• Brief
Collect each line holding the string "Papillary".

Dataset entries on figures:
-=-=-=-=-
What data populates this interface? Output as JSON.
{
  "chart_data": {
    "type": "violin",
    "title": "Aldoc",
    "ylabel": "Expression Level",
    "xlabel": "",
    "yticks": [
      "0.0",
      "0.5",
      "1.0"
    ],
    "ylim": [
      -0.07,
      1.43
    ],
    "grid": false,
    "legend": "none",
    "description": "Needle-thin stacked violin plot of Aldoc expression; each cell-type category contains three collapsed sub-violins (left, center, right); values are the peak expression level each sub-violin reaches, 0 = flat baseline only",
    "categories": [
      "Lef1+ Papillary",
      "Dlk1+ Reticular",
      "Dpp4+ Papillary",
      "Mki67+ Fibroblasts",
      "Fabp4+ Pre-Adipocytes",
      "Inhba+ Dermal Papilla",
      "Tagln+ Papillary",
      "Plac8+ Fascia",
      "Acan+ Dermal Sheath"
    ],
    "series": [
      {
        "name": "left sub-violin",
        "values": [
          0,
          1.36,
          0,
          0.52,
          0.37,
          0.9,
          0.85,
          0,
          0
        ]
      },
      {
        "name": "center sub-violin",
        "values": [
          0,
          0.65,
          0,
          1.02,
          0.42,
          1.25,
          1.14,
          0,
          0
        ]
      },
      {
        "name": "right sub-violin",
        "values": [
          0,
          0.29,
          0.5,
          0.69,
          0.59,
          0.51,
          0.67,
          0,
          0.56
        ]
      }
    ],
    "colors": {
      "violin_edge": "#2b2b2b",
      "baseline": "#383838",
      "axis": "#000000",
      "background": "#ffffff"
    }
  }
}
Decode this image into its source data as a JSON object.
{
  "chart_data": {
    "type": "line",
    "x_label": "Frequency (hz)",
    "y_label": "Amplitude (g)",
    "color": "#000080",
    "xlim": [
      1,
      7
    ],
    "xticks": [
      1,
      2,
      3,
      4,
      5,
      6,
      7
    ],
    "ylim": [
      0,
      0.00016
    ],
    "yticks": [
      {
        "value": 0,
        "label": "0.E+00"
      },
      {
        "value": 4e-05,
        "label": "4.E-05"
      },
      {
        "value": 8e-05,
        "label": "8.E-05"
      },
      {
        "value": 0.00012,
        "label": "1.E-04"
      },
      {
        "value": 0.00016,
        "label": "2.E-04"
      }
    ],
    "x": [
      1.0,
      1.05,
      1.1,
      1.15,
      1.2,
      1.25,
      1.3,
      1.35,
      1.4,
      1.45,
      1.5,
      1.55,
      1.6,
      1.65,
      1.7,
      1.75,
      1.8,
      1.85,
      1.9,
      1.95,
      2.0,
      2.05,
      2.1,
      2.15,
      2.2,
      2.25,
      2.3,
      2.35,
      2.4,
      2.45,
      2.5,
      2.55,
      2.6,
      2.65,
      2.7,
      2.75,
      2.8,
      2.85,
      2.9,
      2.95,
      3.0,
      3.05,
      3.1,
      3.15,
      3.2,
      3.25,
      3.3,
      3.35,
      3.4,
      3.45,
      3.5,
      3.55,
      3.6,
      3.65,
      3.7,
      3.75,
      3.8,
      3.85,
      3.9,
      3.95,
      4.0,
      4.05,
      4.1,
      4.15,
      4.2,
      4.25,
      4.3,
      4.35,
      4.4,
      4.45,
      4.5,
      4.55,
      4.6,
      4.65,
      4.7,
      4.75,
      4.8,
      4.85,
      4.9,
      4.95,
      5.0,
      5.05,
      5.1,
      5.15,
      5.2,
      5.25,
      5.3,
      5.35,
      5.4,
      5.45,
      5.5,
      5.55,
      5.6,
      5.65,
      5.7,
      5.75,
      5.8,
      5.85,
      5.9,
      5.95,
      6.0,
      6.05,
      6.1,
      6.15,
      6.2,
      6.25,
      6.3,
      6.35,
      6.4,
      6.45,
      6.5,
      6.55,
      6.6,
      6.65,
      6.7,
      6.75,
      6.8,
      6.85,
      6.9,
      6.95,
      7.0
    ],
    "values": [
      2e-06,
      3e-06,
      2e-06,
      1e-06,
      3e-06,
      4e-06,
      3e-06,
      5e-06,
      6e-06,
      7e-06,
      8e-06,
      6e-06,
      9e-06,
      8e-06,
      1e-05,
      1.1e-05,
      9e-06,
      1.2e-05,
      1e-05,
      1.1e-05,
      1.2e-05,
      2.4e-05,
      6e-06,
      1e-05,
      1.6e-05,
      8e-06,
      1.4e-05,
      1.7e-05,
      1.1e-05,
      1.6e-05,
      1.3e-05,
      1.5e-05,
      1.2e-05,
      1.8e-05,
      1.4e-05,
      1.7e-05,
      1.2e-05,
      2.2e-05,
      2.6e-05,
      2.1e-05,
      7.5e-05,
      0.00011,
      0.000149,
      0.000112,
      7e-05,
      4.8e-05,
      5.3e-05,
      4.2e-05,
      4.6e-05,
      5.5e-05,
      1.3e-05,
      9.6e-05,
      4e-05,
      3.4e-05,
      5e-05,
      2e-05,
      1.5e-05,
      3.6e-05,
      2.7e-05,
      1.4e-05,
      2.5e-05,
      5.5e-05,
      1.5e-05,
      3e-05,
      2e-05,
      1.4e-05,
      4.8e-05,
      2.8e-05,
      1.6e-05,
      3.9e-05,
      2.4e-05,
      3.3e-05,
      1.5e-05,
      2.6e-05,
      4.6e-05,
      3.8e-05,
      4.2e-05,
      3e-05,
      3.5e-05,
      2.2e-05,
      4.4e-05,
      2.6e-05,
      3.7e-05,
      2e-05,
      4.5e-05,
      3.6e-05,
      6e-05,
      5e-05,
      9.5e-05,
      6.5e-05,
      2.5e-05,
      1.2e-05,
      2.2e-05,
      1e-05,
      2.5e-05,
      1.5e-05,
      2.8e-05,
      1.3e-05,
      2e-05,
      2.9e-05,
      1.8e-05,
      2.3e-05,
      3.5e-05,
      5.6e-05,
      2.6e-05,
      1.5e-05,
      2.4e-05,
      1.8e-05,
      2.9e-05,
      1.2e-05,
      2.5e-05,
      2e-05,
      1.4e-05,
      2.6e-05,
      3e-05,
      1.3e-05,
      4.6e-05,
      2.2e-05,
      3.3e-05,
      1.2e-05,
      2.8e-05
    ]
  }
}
-=-=-=-=-
• Solution to this exercise
      "Lef1+ Papillary",
      "Dpp4+ Papillary",
      "Tagln+ Papillary",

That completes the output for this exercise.